# Directions
Leave out the pictures and copy the remaining records exactly.

┄┄┄┄┄┄

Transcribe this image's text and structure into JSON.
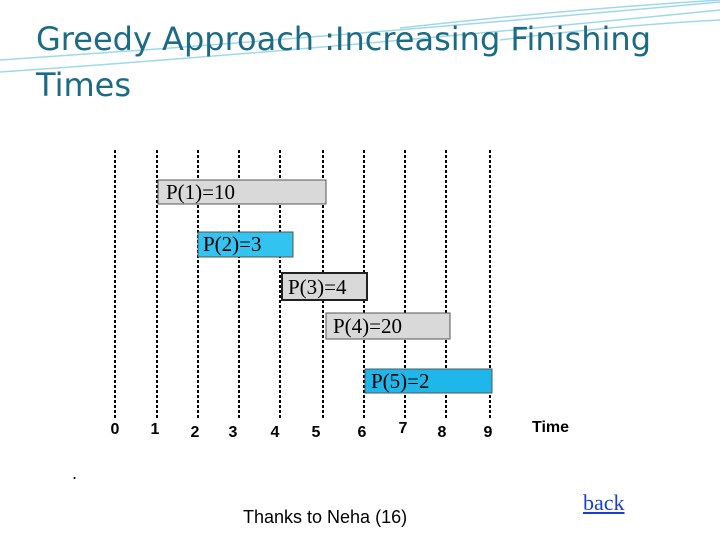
{
  "header": {
    "title": "Greedy Approach :Increasing Finishing Times"
  },
  "intervals": [
    {
      "label": "P(1)=10"
    },
    {
      "label": "P(2)=3"
    },
    {
      "label": "P(3)=4"
    },
    {
      "label": "P(4)=20"
    },
    {
      "label": "P(5)=2"
    }
  ],
  "axis": {
    "labels": [
      "0",
      "1",
      "2",
      "3",
      "4",
      "5",
      "6",
      "7",
      "8",
      "9"
    ],
    "title": "Time"
  },
  "note": ".",
  "footer": {
    "credit": "Thanks to Neha (16)",
    "link": "back"
  }
}
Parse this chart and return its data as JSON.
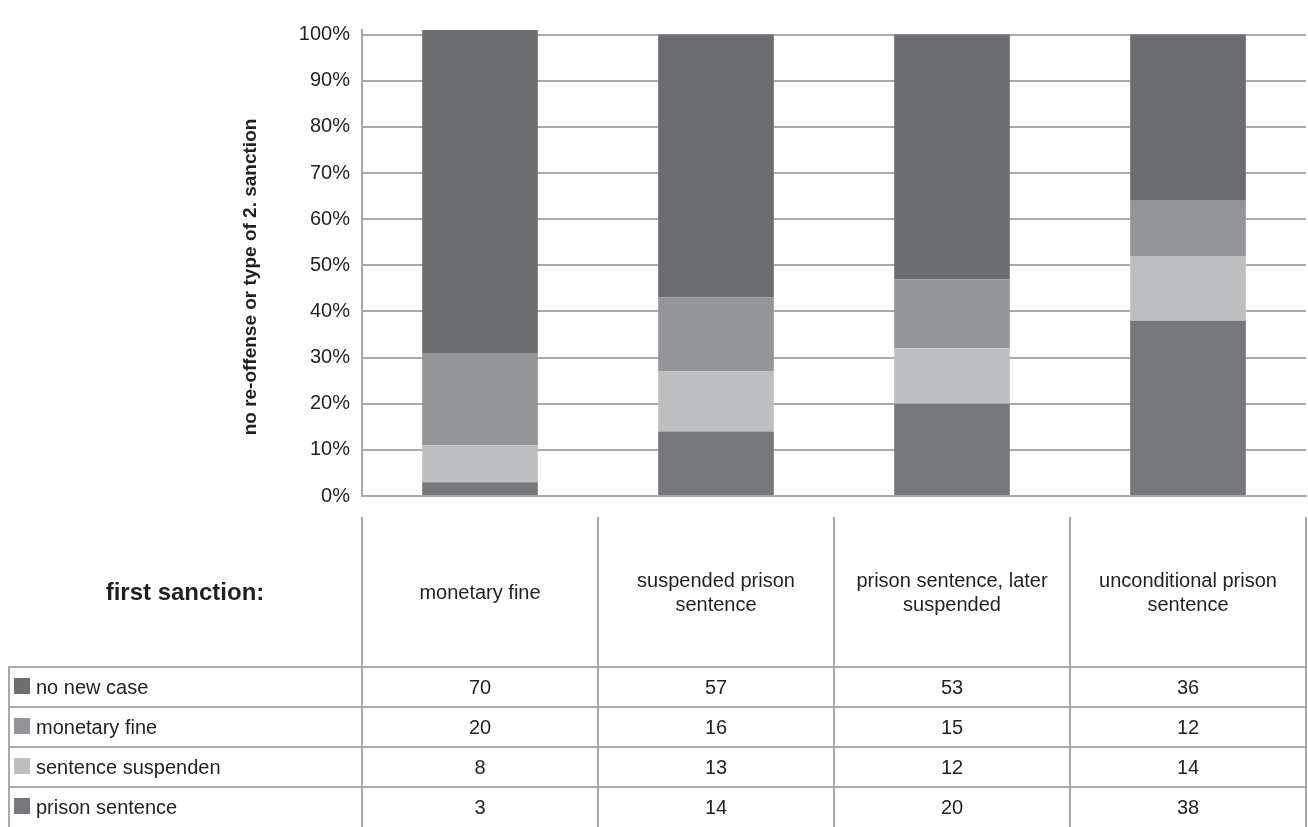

┄┄┄┄┄┄

# Finished answer
Transcribe this image's text and structure into JSON.
{
  "header": {
    "title": "Greedy Approach :Increasing Finishing Times"
  },
  "intervals": [
    {
      "label": "P(1)=10"
    },
    {
      "label": "P(2)=3"
    },
    {
      "label": "P(3)=4"
    },
    {
      "label": "P(4)=20"
    },
    {
      "label": "P(5)=2"
    }
  ],
  "axis": {
    "labels": [
      "0",
      "1",
      "2",
      "3",
      "4",
      "5",
      "6",
      "7",
      "8",
      "9"
    ],
    "title": "Time"
  },
  "note": ".",
  "footer": {
    "credit": "Thanks to Neha (16)",
    "link": "back"
  }
}
Parse this chart and return its data as JSON.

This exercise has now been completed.